Instruction -
Every entry below must be repeated exactly; skip the pictures.
..........
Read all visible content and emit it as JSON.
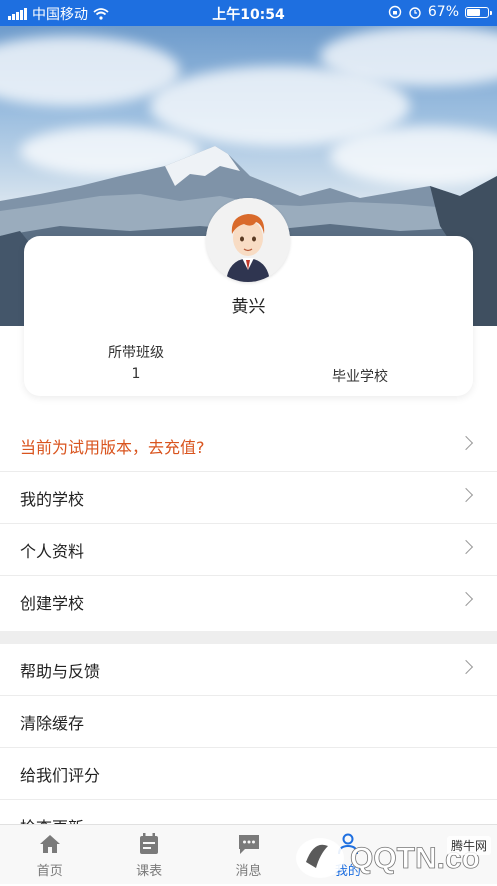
{
  "status_bar": {
    "carrier": "中国移动",
    "time": "上午10:54",
    "battery": "67%",
    "battery_level": 0.67
  },
  "profile": {
    "name": "黄兴",
    "class_label": "所带班级",
    "class_value": "1",
    "school_label": "毕业学校"
  },
  "menu_group_1": [
    {
      "label": "当前为试用版本，去充值?",
      "warn": true,
      "arrow": true
    },
    {
      "label": "我的学校",
      "arrow": true
    },
    {
      "label": "个人资料",
      "arrow": true
    },
    {
      "label": "创建学校",
      "arrow": true
    }
  ],
  "menu_group_2": [
    {
      "label": "帮助与反馈",
      "arrow": true
    },
    {
      "label": "清除缓存",
      "arrow": false
    },
    {
      "label": "给我们评分",
      "arrow": false
    },
    {
      "label": "检查更新",
      "arrow": false
    }
  ],
  "tabbar": {
    "tabs": [
      {
        "label": "首页",
        "icon": "home-icon"
      },
      {
        "label": "课表",
        "icon": "calendar-icon"
      },
      {
        "label": "消息",
        "icon": "message-icon"
      },
      {
        "label": "我的",
        "icon": "person-icon",
        "active": true
      }
    ]
  },
  "watermark": {
    "site_cn": "腾牛网",
    "logo_text": "QQTN.com"
  },
  "colors": {
    "accent": "#1e6fe0",
    "warn": "#d9541e"
  }
}
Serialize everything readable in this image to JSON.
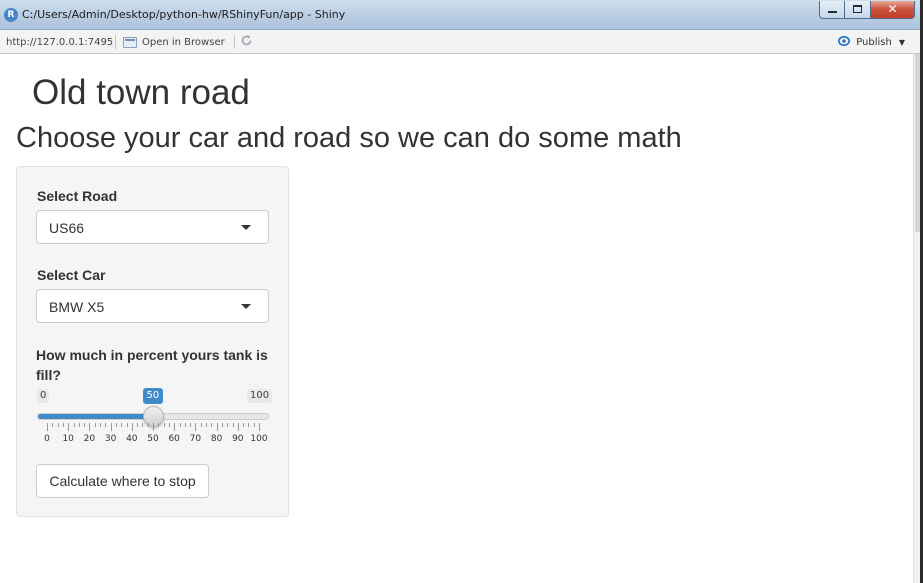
{
  "window": {
    "title": "C:/Users/Admin/Desktop/python-hw/RShinyFun/app - Shiny",
    "app_icon": "R",
    "close_glyph": "✕"
  },
  "toolbar": {
    "url": "http://127.0.0.1:7495",
    "open_in_browser": "Open in Browser",
    "publish": "Publish"
  },
  "page": {
    "title": "Old town road",
    "subtitle": "Choose your car and road so we can do some math"
  },
  "inputs": {
    "road": {
      "label": "Select Road",
      "value": "US66"
    },
    "car": {
      "label": "Select Car",
      "value": "BMW X5"
    },
    "tank": {
      "label": "How much in percent yours tank is fill?",
      "min": 0,
      "max": 100,
      "value": 50,
      "tick_labels": [
        "0",
        "10",
        "20",
        "30",
        "40",
        "50",
        "60",
        "70",
        "80",
        "90",
        "100"
      ]
    }
  },
  "action": {
    "calculate_label": "Calculate where to stop"
  },
  "colors": {
    "accent": "#428bca",
    "panel": "#f5f5f5",
    "text": "#333333"
  },
  "icons": {
    "app": "r-logo-icon",
    "browser": "browser-window-icon",
    "refresh": "refresh-icon",
    "publish": "publish-icon",
    "select_caret": "caret-down-icon"
  }
}
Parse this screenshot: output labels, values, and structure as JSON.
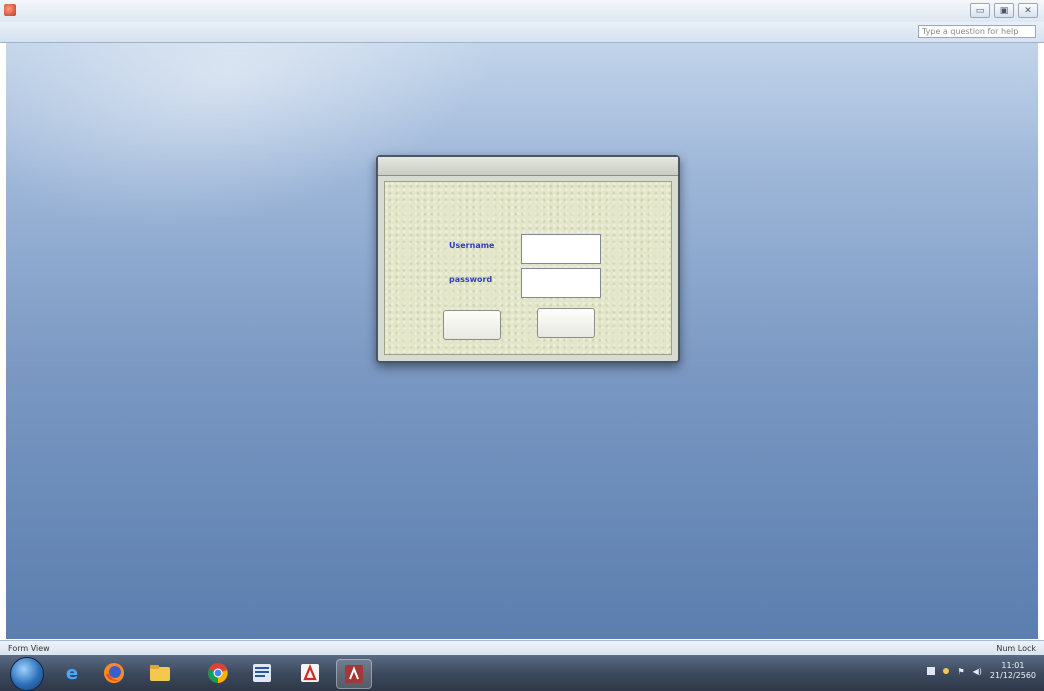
{
  "window": {
    "title": "",
    "minimize_glyph": "▭",
    "maximize_glyph": "▣",
    "close_glyph": "✕"
  },
  "menubar": {
    "items": [
      "",
      "",
      "",
      "",
      "",
      "",
      ""
    ],
    "help_placeholder": "Type a question for help"
  },
  "dialog": {
    "title": "",
    "heading": "",
    "username_label": "Username",
    "password_label": "password",
    "username_value": "",
    "password_value": "",
    "ok_button": "",
    "cancel_button": ""
  },
  "statusbar": {
    "left": "Form View",
    "right": "Num Lock"
  },
  "taskbar": {
    "icons": [
      "windows-start-icon",
      "internet-explorer-icon",
      "firefox-icon",
      "file-explorer-icon",
      "chrome-icon",
      "word-icon",
      "acrobat-icon",
      "access-icon"
    ],
    "clock_time": "11:01",
    "clock_date": "21/12/2560"
  },
  "colors": {
    "workspace_top": "#c2d4ea",
    "workspace_bottom": "#5b7eaf",
    "dialog_body": "#e4e6c9",
    "field_label": "#2b3cc4"
  }
}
..........
Result of this exercise -
Read all visible content and emit it as JSON.
{
  "status_bar": {
    "carrier": "中国移动",
    "time": "上午10:54",
    "battery": "67%",
    "battery_level": 0.67
  },
  "profile": {
    "name": "黄兴",
    "class_label": "所带班级",
    "class_value": "1",
    "school_label": "毕业学校"
  },
  "menu_group_1": [
    {
      "label": "当前为试用版本，去充值?",
      "warn": true,
      "arrow": true
    },
    {
      "label": "我的学校",
      "arrow": true
    },
    {
      "label": "个人资料",
      "arrow": true
    },
    {
      "label": "创建学校",
      "arrow": true
    }
  ],
  "menu_group_2": [
    {
      "label": "帮助与反馈",
      "arrow": true
    },
    {
      "label": "清除缓存",
      "arrow": false
    },
    {
      "label": "给我们评分",
      "arrow": false
    },
    {
      "label": "检查更新",
      "arrow": false
    }
  ],
  "tabbar": {
    "tabs": [
      {
        "label": "首页",
        "icon": "home-icon"
      },
      {
        "label": "课表",
        "icon": "calendar-icon"
      },
      {
        "label": "消息",
        "icon": "message-icon"
      },
      {
        "label": "我的",
        "icon": "person-icon",
        "active": true
      }
    ]
  },
  "watermark": {
    "site_cn": "腾牛网",
    "logo_text": "QQTN.com"
  },
  "colors": {
    "accent": "#1e6fe0",
    "warn": "#d9541e"
  }
}
Serialize everything readable in this image to JSON.
{
  "window": {
    "title": "C:/Users/Admin/Desktop/python-hw/RShinyFun/app - Shiny",
    "app_icon": "R",
    "close_glyph": "✕"
  },
  "toolbar": {
    "url": "http://127.0.0.1:7495",
    "open_in_browser": "Open in Browser",
    "publish": "Publish"
  },
  "page": {
    "title": "Old town road",
    "subtitle": "Choose your car and road so we can do some math"
  },
  "inputs": {
    "road": {
      "label": "Select Road",
      "value": "US66"
    },
    "car": {
      "label": "Select Car",
      "value": "BMW X5"
    },
    "tank": {
      "label": "How much in percent yours tank is fill?",
      "min": 0,
      "max": 100,
      "value": 50,
      "tick_labels": [
        "0",
        "10",
        "20",
        "30",
        "40",
        "50",
        "60",
        "70",
        "80",
        "90",
        "100"
      ]
    }
  },
  "action": {
    "calculate_label": "Calculate where to stop"
  },
  "colors": {
    "accent": "#428bca",
    "panel": "#f5f5f5",
    "text": "#333333"
  },
  "icons": {
    "app": "r-logo-icon",
    "browser": "browser-window-icon",
    "refresh": "refresh-icon",
    "publish": "publish-icon",
    "select_caret": "caret-down-icon"
  }
}
Parse this screenshot: output labels, values, and structure as JSON.
{
  "window": {
    "title": "",
    "minimize_glyph": "▭",
    "maximize_glyph": "▣",
    "close_glyph": "✕"
  },
  "menubar": {
    "items": [
      "",
      "",
      "",
      "",
      "",
      "",
      ""
    ],
    "help_placeholder": "Type a question for help"
  },
  "dialog": {
    "title": "",
    "heading": "",
    "username_label": "Username",
    "password_label": "password",
    "username_value": "",
    "password_value": "",
    "ok_button": "",
    "cancel_button": ""
  },
  "statusbar": {
    "left": "Form View",
    "right": "Num Lock"
  },
  "taskbar": {
    "icons": [
      "windows-start-icon",
      "internet-explorer-icon",
      "firefox-icon",
      "file-explorer-icon",
      "chrome-icon",
      "word-icon",
      "acrobat-icon",
      "access-icon"
    ],
    "clock_time": "11:01",
    "clock_date": "21/12/2560"
  },
  "colors": {
    "workspace_top": "#c2d4ea",
    "workspace_bottom": "#5b7eaf",
    "dialog_body": "#e4e6c9",
    "field_label": "#2b3cc4"
  }
}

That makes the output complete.